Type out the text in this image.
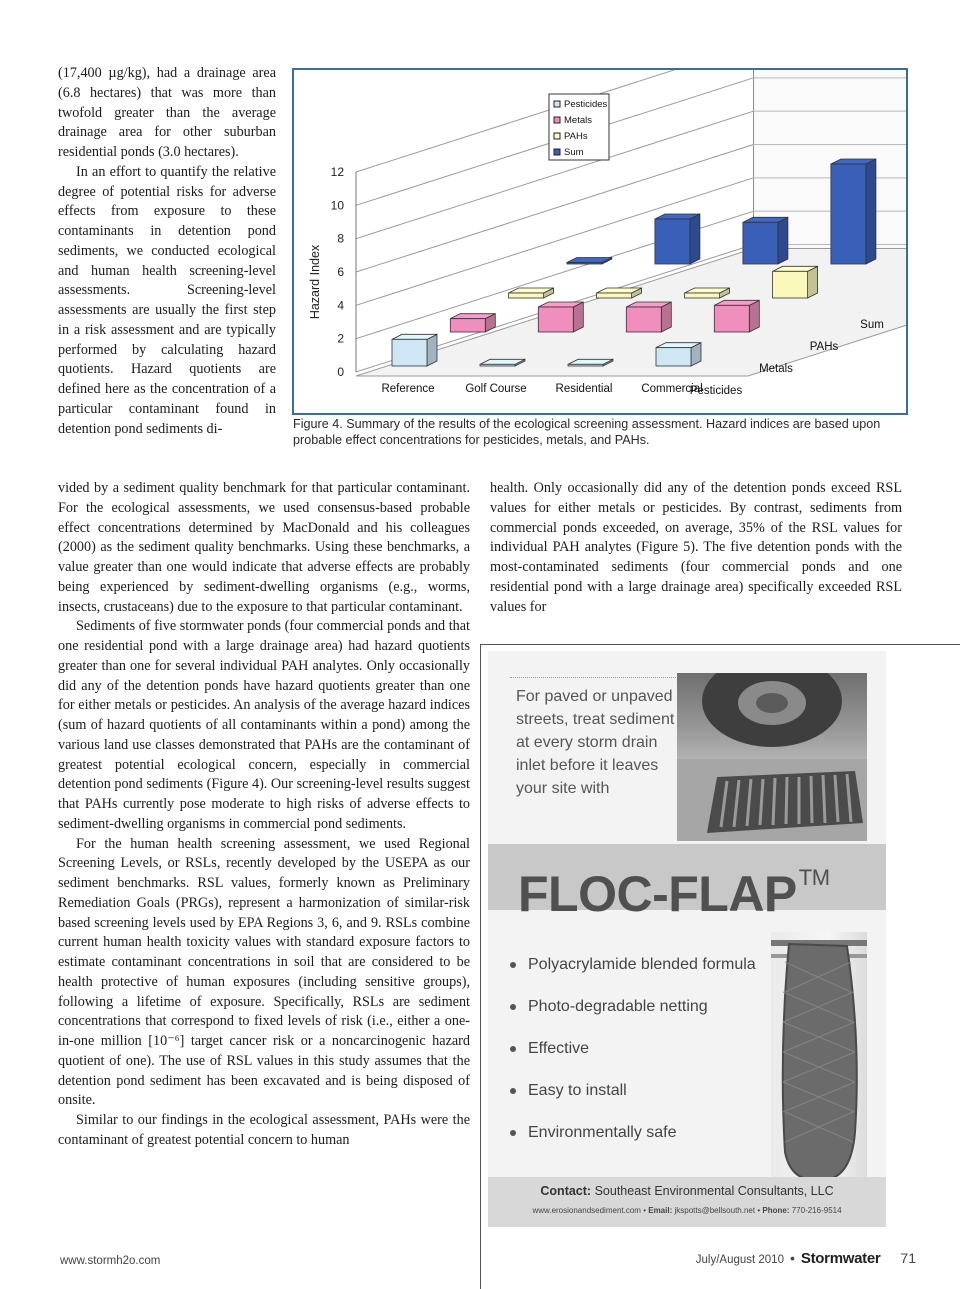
(17,400 µg/kg), had a drainage area (6.8 hectares) that was more than twofold greater than the average drainage area for other suburban residential ponds (3.0 hectares).

In an effort to quantify the relative degree of potential risks for adverse effects from exposure to these contaminants in detention pond sediments, we conducted ecological and human health screening-level assessments. Screening-level assessments are usually the first step in a risk assessment and are typically performed by calculating hazard quotients. Hazard quotients are defined here as the concentration of a particular contaminant found in detention pond sediments di-

0
2
4
6
8
10
12
Hazard Index
Reference	Golf Course	Residential	Commercial
Pesticides
Metals
PAHs
Sum
Pesticides
Metals
PAHs
Sum
Figure 4. Summary of the results of the ecological screening assessment. Hazard indices are based upon probable effect concentrations for pesticides, metals, and PAHs.

vided by a sediment quality benchmark for that particular contaminant. For the ecological assessments, we used consensus-based probable effect concentrations determined by MacDonald and his colleagues (2000) as the sediment quality benchmarks. Using these benchmarks, a value greater than one would indicate that adverse effects are probably being experienced by sediment-dwelling organisms (e.g., worms, insects, crustaceans) due to the exposure to that particular contaminant.

Sediments of five stormwater ponds (four commercial ponds and that one residential pond with a large drainage area) had hazard quotients greater than one for several individual PAH analytes. Only occasionally did any of the detention ponds have hazard quotients greater than one for either metals or pesticides. An analysis of the average hazard indices (sum of hazard quotients of all contaminants within a pond) among the various land use classes demonstrated that PAHs are the contaminant of greatest potential ecological concern, especially in commercial detention pond sediments (Figure 4). Our screening-level results suggest that PAHs currently pose moderate to high risks of adverse effects to sediment-dwelling organisms in commercial pond sediments.

For the human health screening assessment, we used Regional Screening Levels, or RSLs, recently developed by the USEPA as our sediment benchmarks. RSL values, formerly known as Preliminary Remediation Goals (PRGs), represent a harmonization of similar-risk based screening levels used by EPA Regions 3, 6, and 9. RSLs combine current human health toxicity values with standard exposure factors to estimate contaminant concentrations in soil that are considered to be health protective of human exposures (including sensitive groups), following a lifetime of exposure. Specifically, RSLs are sediment concentrations that correspond to fixed levels of risk (i.e., either a one-in-one million [10⁻⁶] target cancer risk or a noncarcinogenic hazard quotient of one). The use of RSL values in this study assumes that the detention pond sediment has been excavated and is being disposed of onsite.

Similar to our findings in the ecological assessment, PAHs were the contaminant of greatest potential concern to human

health. Only occasionally did any of the detention ponds exceed RSL values for either metals or pesticides. By contrast, sediments from commercial ponds exceeded, on average, 35% of the RSL values for individual PAH analytes (Figure 5). The five detention ponds with the most-contaminated sediments (four commercial ponds and one residential pond with a large drainage area) specifically exceeded RSL values for

For paved or unpaved streets, treat sediment at every storm drain inlet before it leaves your site with
FLOC-FLAP™
Polyacrylamide blended formula
Photo-degradable netting
Effective
Easy to install
Environmentally safe
Contact: Southeast Environmental Consultants, LLC
www.erosionandsediment.com • Email: jkspotts@bellsouth.net • Phone: 770-216-9514
www.stormh2o.com	July/August 2010 • Stormwater 71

====================

*Task statement*:
Transcribe all the records above word for word, without their images.

*Task result*:
Type out the text in this image.
(17,400 µg/kg), had a drainage area (6.8 hectares) that was more than twofold greater than the average drainage area for other suburban residential ponds (3.0 hectares).

In an effort to quantify the relative degree of potential risks for adverse effects from exposure to these contaminants in detention pond sediments, we conducted ecological and human health screening-level assessments. Screening-level assessments are usually the first step in a risk assessment and are typically performed by calculating hazard quotients. Hazard quotients are defined here as the concentration of a particular contaminant found in detention pond sediments di-

0
2
4
6
8
10
12
Hazard Index
Reference	Golf Course	Residential	Commercial
Pesticides
Metals
PAHs
Sum
Pesticides
Metals
PAHs
Sum
Figure 4. Summary of the results of the ecological screening assessment. Hazard indices are based upon probable effect concentrations for pesticides, metals, and PAHs.

vided by a sediment quality benchmark for that particular contaminant. For the ecological assessments, we used consensus-based probable effect concentrations determined by MacDonald and his colleagues (2000) as the sediment quality benchmarks. Using these benchmarks, a value greater than one would indicate that adverse effects are probably being experienced by sediment-dwelling organisms (e.g., worms, insects, crustaceans) due to the exposure to that particular contaminant.

Sediments of five stormwater ponds (four commercial ponds and that one residential pond with a large drainage area) had hazard quotients greater than one for several individual PAH analytes. Only occasionally did any of the detention ponds have hazard quotients greater than one for either metals or pesticides. An analysis of the average hazard indices (sum of hazard quotients of all contaminants within a pond) among the various land use classes demonstrated that PAHs are the contaminant of greatest potential ecological concern, especially in commercial detention pond sediments (Figure 4). Our screening-level results suggest that PAHs currently pose moderate to high risks of adverse effects to sediment-dwelling organisms in commercial pond sediments.

For the human health screening assessment, we used Regional Screening Levels, or RSLs, recently developed by the USEPA as our sediment benchmarks. RSL values, formerly known as Preliminary Remediation Goals (PRGs), represent a harmonization of similar-risk based screening levels used by EPA Regions 3, 6, and 9. RSLs combine current human health toxicity values with standard exposure factors to estimate contaminant concentrations in soil that are considered to be health protective of human exposures (including sensitive groups), following a lifetime of exposure. Specifically, RSLs are sediment concentrations that correspond to fixed levels of risk (i.e., either a one-in-one million [10⁻⁶] target cancer risk or a noncarcinogenic hazard quotient of one). The use of RSL values in this study assumes that the detention pond sediment has been excavated and is being disposed of onsite.

Similar to our findings in the ecological assessment, PAHs were the contaminant of greatest potential concern to human

health. Only occasionally did any of the detention ponds exceed RSL values for either metals or pesticides. By contrast, sediments from commercial ponds exceeded, on average, 35% of the RSL values for individual PAH analytes (Figure 5). The five detention ponds with the most-contaminated sediments (four commercial ponds and one residential pond with a large drainage area) specifically exceeded RSL values for

For paved or unpaved streets, treat sediment at every storm drain inlet before it leaves your site with
FLOC-FLAP™
Polyacrylamide blended formula
Photo-degradable netting
Effective
Easy to install
Environmentally safe
Contact: Southeast Environmental Consultants, LLC
www.erosionandsediment.com • Email: jkspotts@bellsouth.net • Phone: 770-216-9514
www.stormh2o.com	July/August 2010 • Stormwater 71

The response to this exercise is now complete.